(Dataset items)
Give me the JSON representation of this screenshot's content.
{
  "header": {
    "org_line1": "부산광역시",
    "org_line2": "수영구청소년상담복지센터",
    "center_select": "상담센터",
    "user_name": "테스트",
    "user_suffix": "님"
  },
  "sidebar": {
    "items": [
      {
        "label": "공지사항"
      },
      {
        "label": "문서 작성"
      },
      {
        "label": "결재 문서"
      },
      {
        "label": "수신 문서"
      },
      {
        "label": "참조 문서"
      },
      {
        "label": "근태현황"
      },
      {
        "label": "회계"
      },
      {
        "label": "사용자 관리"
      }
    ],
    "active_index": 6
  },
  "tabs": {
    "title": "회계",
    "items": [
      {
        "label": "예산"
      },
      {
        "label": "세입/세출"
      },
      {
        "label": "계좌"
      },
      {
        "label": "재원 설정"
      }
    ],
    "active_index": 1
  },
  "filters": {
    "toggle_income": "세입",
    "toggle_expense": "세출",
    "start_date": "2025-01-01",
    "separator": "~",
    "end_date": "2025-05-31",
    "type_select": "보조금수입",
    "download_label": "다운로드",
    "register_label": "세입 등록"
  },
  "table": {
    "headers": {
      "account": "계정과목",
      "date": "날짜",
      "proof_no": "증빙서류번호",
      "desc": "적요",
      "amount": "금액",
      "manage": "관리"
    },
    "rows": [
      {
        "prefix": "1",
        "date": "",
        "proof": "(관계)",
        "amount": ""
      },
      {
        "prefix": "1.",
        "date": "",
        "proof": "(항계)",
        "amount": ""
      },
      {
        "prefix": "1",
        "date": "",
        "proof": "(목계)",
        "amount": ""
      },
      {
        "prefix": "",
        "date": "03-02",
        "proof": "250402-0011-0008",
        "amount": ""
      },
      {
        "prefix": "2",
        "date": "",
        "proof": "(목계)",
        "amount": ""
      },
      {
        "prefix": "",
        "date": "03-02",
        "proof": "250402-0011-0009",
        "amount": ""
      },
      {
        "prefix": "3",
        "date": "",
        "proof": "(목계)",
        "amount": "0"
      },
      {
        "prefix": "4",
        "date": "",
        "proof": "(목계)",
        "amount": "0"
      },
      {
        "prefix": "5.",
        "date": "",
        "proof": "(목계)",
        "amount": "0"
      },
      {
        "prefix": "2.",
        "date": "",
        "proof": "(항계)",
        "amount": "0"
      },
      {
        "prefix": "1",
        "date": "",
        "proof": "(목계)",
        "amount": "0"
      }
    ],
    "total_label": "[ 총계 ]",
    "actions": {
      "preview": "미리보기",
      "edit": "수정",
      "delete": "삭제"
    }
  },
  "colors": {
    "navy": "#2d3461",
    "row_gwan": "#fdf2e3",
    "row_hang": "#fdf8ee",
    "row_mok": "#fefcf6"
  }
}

**Given problem**
Repeat all of the records above exactly as written.

**Exercise result**
Give me the JSON representation of this screenshot's content.
{
  "header": {
    "org_line1": "부산광역시",
    "org_line2": "수영구청소년상담복지센터",
    "center_select": "상담센터",
    "user_name": "테스트",
    "user_suffix": "님"
  },
  "sidebar": {
    "items": [
      {
        "label": "공지사항"
      },
      {
        "label": "문서 작성"
      },
      {
        "label": "결재 문서"
      },
      {
        "label": "수신 문서"
      },
      {
        "label": "참조 문서"
      },
      {
        "label": "근태현황"
      },
      {
        "label": "회계"
      },
      {
        "label": "사용자 관리"
      }
    ],
    "active_index": 6
  },
  "tabs": {
    "title": "회계",
    "items": [
      {
        "label": "예산"
      },
      {
        "label": "세입/세출"
      },
      {
        "label": "계좌"
      },
      {
        "label": "재원 설정"
      }
    ],
    "active_index": 1
  },
  "filters": {
    "toggle_income": "세입",
    "toggle_expense": "세출",
    "start_date": "2025-01-01",
    "separator": "~",
    "end_date": "2025-05-31",
    "type_select": "보조금수입",
    "download_label": "다운로드",
    "register_label": "세입 등록"
  },
  "table": {
    "headers": {
      "account": "계정과목",
      "date": "날짜",
      "proof_no": "증빙서류번호",
      "desc": "적요",
      "amount": "금액",
      "manage": "관리"
    },
    "rows": [
      {
        "prefix": "1",
        "date": "",
        "proof": "(관계)",
        "amount": ""
      },
      {
        "prefix": "1.",
        "date": "",
        "proof": "(항계)",
        "amount": ""
      },
      {
        "prefix": "1",
        "date": "",
        "proof": "(목계)",
        "amount": ""
      },
      {
        "prefix": "",
        "date": "03-02",
        "proof": "250402-0011-0008",
        "amount": ""
      },
      {
        "prefix": "2",
        "date": "",
        "proof": "(목계)",
        "amount": ""
      },
      {
        "prefix": "",
        "date": "03-02",
        "proof": "250402-0011-0009",
        "amount": ""
      },
      {
        "prefix": "3",
        "date": "",
        "proof": "(목계)",
        "amount": "0"
      },
      {
        "prefix": "4",
        "date": "",
        "proof": "(목계)",
        "amount": "0"
      },
      {
        "prefix": "5.",
        "date": "",
        "proof": "(목계)",
        "amount": "0"
      },
      {
        "prefix": "2.",
        "date": "",
        "proof": "(항계)",
        "amount": "0"
      },
      {
        "prefix": "1",
        "date": "",
        "proof": "(목계)",
        "amount": "0"
      }
    ],
    "total_label": "[ 총계 ]",
    "actions": {
      "preview": "미리보기",
      "edit": "수정",
      "delete": "삭제"
    }
  },
  "colors": {
    "navy": "#2d3461",
    "row_gwan": "#fdf2e3",
    "row_hang": "#fdf8ee",
    "row_mok": "#fefcf6"
  }
}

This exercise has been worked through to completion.